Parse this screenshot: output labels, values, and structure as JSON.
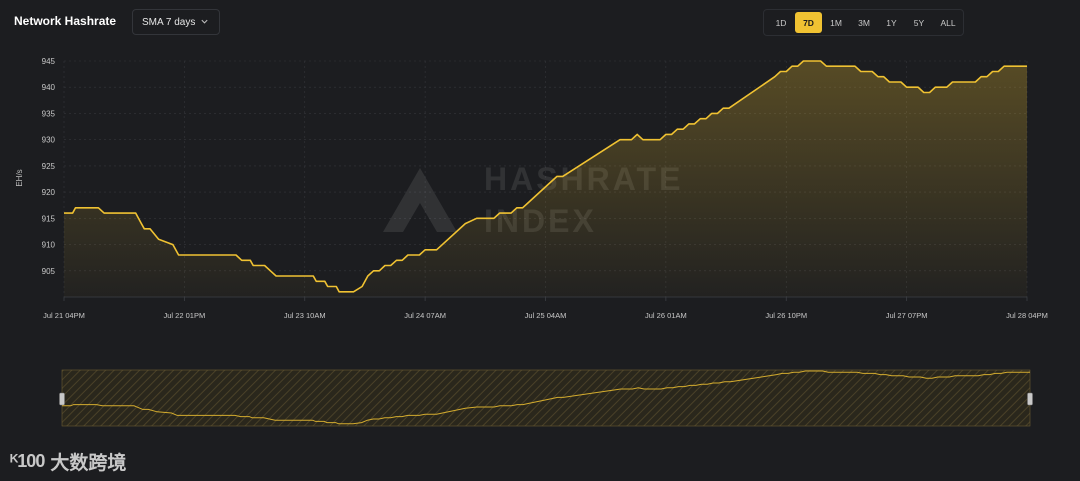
{
  "header": {
    "title": "Network Hashrate",
    "sma_label": "SMA 7 days",
    "ranges": [
      "1D",
      "7D",
      "1M",
      "3M",
      "1Y",
      "5Y",
      "ALL"
    ],
    "active_range": "7D"
  },
  "watermark": {
    "line1": "HASHRATE",
    "line2": "INDEX"
  },
  "brand": {
    "logo": "ᴷ100",
    "text": "大数跨境"
  },
  "colors": {
    "accent": "#f0c232",
    "background": "#1c1d20",
    "grid": "#34363b"
  },
  "chart_data": {
    "type": "area",
    "title": "Network Hashrate",
    "ylabel": "EH/s",
    "xlabel": "",
    "ylim": [
      900,
      945
    ],
    "yticks": [
      905,
      910,
      915,
      920,
      925,
      930,
      935,
      940,
      945
    ],
    "xlim": [
      0,
      168
    ],
    "xticks": [
      {
        "x": 0,
        "label": "Jul 21 04PM"
      },
      {
        "x": 21,
        "label": "Jul 22 01PM"
      },
      {
        "x": 42,
        "label": "Jul 23 10AM"
      },
      {
        "x": 63,
        "label": "Jul 24 07AM"
      },
      {
        "x": 84,
        "label": "Jul 25 04AM"
      },
      {
        "x": 105,
        "label": "Jul 26 01AM"
      },
      {
        "x": 126,
        "label": "Jul 26 10PM"
      },
      {
        "x": 147,
        "label": "Jul 27 07PM"
      },
      {
        "x": 168,
        "label": "Jul 28 04PM"
      }
    ],
    "grid": true,
    "series": [
      {
        "values": [
          [
            0,
            916
          ],
          [
            1.5,
            916
          ],
          [
            2,
            917
          ],
          [
            6,
            917
          ],
          [
            7,
            916
          ],
          [
            12.5,
            916
          ],
          [
            13.5,
            914
          ],
          [
            14,
            913
          ],
          [
            15,
            913
          ],
          [
            16.5,
            911
          ],
          [
            19,
            910
          ],
          [
            20,
            908
          ],
          [
            30,
            908
          ],
          [
            31,
            907
          ],
          [
            32.5,
            907
          ],
          [
            33,
            906
          ],
          [
            35,
            906
          ],
          [
            36,
            905
          ],
          [
            37,
            904
          ],
          [
            43.5,
            904
          ],
          [
            44,
            903
          ],
          [
            45.5,
            903
          ],
          [
            46,
            902
          ],
          [
            47.5,
            902
          ],
          [
            48,
            901
          ],
          [
            50.5,
            901
          ],
          [
            52,
            902
          ],
          [
            53,
            904
          ],
          [
            54,
            905
          ],
          [
            55,
            905
          ],
          [
            56,
            906
          ],
          [
            57,
            906
          ],
          [
            58,
            907
          ],
          [
            59,
            907
          ],
          [
            60,
            908
          ],
          [
            62,
            908
          ],
          [
            63,
            909
          ],
          [
            65,
            909
          ],
          [
            70,
            914
          ],
          [
            72,
            915
          ],
          [
            75,
            915
          ],
          [
            76,
            916
          ],
          [
            78,
            916
          ],
          [
            79,
            917
          ],
          [
            80,
            917
          ],
          [
            81,
            918
          ],
          [
            85,
            922
          ],
          [
            86,
            923
          ],
          [
            87,
            923
          ],
          [
            97,
            930
          ],
          [
            99,
            930
          ],
          [
            100,
            931
          ],
          [
            101,
            930
          ],
          [
            104,
            930
          ],
          [
            105,
            931
          ],
          [
            106,
            931
          ],
          [
            107,
            932
          ],
          [
            108,
            932
          ],
          [
            109,
            933
          ],
          [
            110,
            933
          ],
          [
            111,
            934
          ],
          [
            112,
            934
          ],
          [
            113,
            935
          ],
          [
            114,
            935
          ],
          [
            115,
            936
          ],
          [
            116,
            936
          ],
          [
            124,
            942
          ],
          [
            125,
            943
          ],
          [
            126,
            943
          ],
          [
            127,
            944
          ],
          [
            128,
            944
          ],
          [
            129,
            945
          ],
          [
            132,
            945
          ],
          [
            133,
            944
          ],
          [
            138,
            944
          ],
          [
            139,
            943
          ],
          [
            141,
            943
          ],
          [
            142,
            942
          ],
          [
            143,
            942
          ],
          [
            144,
            941
          ],
          [
            146,
            941
          ],
          [
            147,
            940
          ],
          [
            149,
            940
          ],
          [
            150,
            939
          ],
          [
            151,
            939
          ],
          [
            152,
            940
          ],
          [
            154,
            940
          ],
          [
            155,
            941
          ],
          [
            159,
            941
          ],
          [
            160,
            942
          ],
          [
            161,
            942
          ],
          [
            162,
            943
          ],
          [
            163,
            943
          ],
          [
            164,
            944
          ],
          [
            168,
            944
          ]
        ]
      }
    ]
  }
}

· · ·

Output every entry verbatim. Pictures do not belong in the copy.

Answer to this exercise ▸
Parse this screenshot: output labels, values, and structure as JSON.
{
  "header": {
    "title": "Network Hashrate",
    "sma_label": "SMA 7 days",
    "ranges": [
      "1D",
      "7D",
      "1M",
      "3M",
      "1Y",
      "5Y",
      "ALL"
    ],
    "active_range": "7D"
  },
  "watermark": {
    "line1": "HASHRATE",
    "line2": "INDEX"
  },
  "brand": {
    "logo": "ᴷ100",
    "text": "大数跨境"
  },
  "colors": {
    "accent": "#f0c232",
    "background": "#1c1d20",
    "grid": "#34363b"
  },
  "chart_data": {
    "type": "area",
    "title": "Network Hashrate",
    "ylabel": "EH/s",
    "xlabel": "",
    "ylim": [
      900,
      945
    ],
    "yticks": [
      905,
      910,
      915,
      920,
      925,
      930,
      935,
      940,
      945
    ],
    "xlim": [
      0,
      168
    ],
    "xticks": [
      {
        "x": 0,
        "label": "Jul 21 04PM"
      },
      {
        "x": 21,
        "label": "Jul 22 01PM"
      },
      {
        "x": 42,
        "label": "Jul 23 10AM"
      },
      {
        "x": 63,
        "label": "Jul 24 07AM"
      },
      {
        "x": 84,
        "label": "Jul 25 04AM"
      },
      {
        "x": 105,
        "label": "Jul 26 01AM"
      },
      {
        "x": 126,
        "label": "Jul 26 10PM"
      },
      {
        "x": 147,
        "label": "Jul 27 07PM"
      },
      {
        "x": 168,
        "label": "Jul 28 04PM"
      }
    ],
    "grid": true,
    "series": [
      {
        "values": [
          [
            0,
            916
          ],
          [
            1.5,
            916
          ],
          [
            2,
            917
          ],
          [
            6,
            917
          ],
          [
            7,
            916
          ],
          [
            12.5,
            916
          ],
          [
            13.5,
            914
          ],
          [
            14,
            913
          ],
          [
            15,
            913
          ],
          [
            16.5,
            911
          ],
          [
            19,
            910
          ],
          [
            20,
            908
          ],
          [
            30,
            908
          ],
          [
            31,
            907
          ],
          [
            32.5,
            907
          ],
          [
            33,
            906
          ],
          [
            35,
            906
          ],
          [
            36,
            905
          ],
          [
            37,
            904
          ],
          [
            43.5,
            904
          ],
          [
            44,
            903
          ],
          [
            45.5,
            903
          ],
          [
            46,
            902
          ],
          [
            47.5,
            902
          ],
          [
            48,
            901
          ],
          [
            50.5,
            901
          ],
          [
            52,
            902
          ],
          [
            53,
            904
          ],
          [
            54,
            905
          ],
          [
            55,
            905
          ],
          [
            56,
            906
          ],
          [
            57,
            906
          ],
          [
            58,
            907
          ],
          [
            59,
            907
          ],
          [
            60,
            908
          ],
          [
            62,
            908
          ],
          [
            63,
            909
          ],
          [
            65,
            909
          ],
          [
            70,
            914
          ],
          [
            72,
            915
          ],
          [
            75,
            915
          ],
          [
            76,
            916
          ],
          [
            78,
            916
          ],
          [
            79,
            917
          ],
          [
            80,
            917
          ],
          [
            81,
            918
          ],
          [
            85,
            922
          ],
          [
            86,
            923
          ],
          [
            87,
            923
          ],
          [
            97,
            930
          ],
          [
            99,
            930
          ],
          [
            100,
            931
          ],
          [
            101,
            930
          ],
          [
            104,
            930
          ],
          [
            105,
            931
          ],
          [
            106,
            931
          ],
          [
            107,
            932
          ],
          [
            108,
            932
          ],
          [
            109,
            933
          ],
          [
            110,
            933
          ],
          [
            111,
            934
          ],
          [
            112,
            934
          ],
          [
            113,
            935
          ],
          [
            114,
            935
          ],
          [
            115,
            936
          ],
          [
            116,
            936
          ],
          [
            124,
            942
          ],
          [
            125,
            943
          ],
          [
            126,
            943
          ],
          [
            127,
            944
          ],
          [
            128,
            944
          ],
          [
            129,
            945
          ],
          [
            132,
            945
          ],
          [
            133,
            944
          ],
          [
            138,
            944
          ],
          [
            139,
            943
          ],
          [
            141,
            943
          ],
          [
            142,
            942
          ],
          [
            143,
            942
          ],
          [
            144,
            941
          ],
          [
            146,
            941
          ],
          [
            147,
            940
          ],
          [
            149,
            940
          ],
          [
            150,
            939
          ],
          [
            151,
            939
          ],
          [
            152,
            940
          ],
          [
            154,
            940
          ],
          [
            155,
            941
          ],
          [
            159,
            941
          ],
          [
            160,
            942
          ],
          [
            161,
            942
          ],
          [
            162,
            943
          ],
          [
            163,
            943
          ],
          [
            164,
            944
          ],
          [
            168,
            944
          ]
        ]
      }
    ]
  }
}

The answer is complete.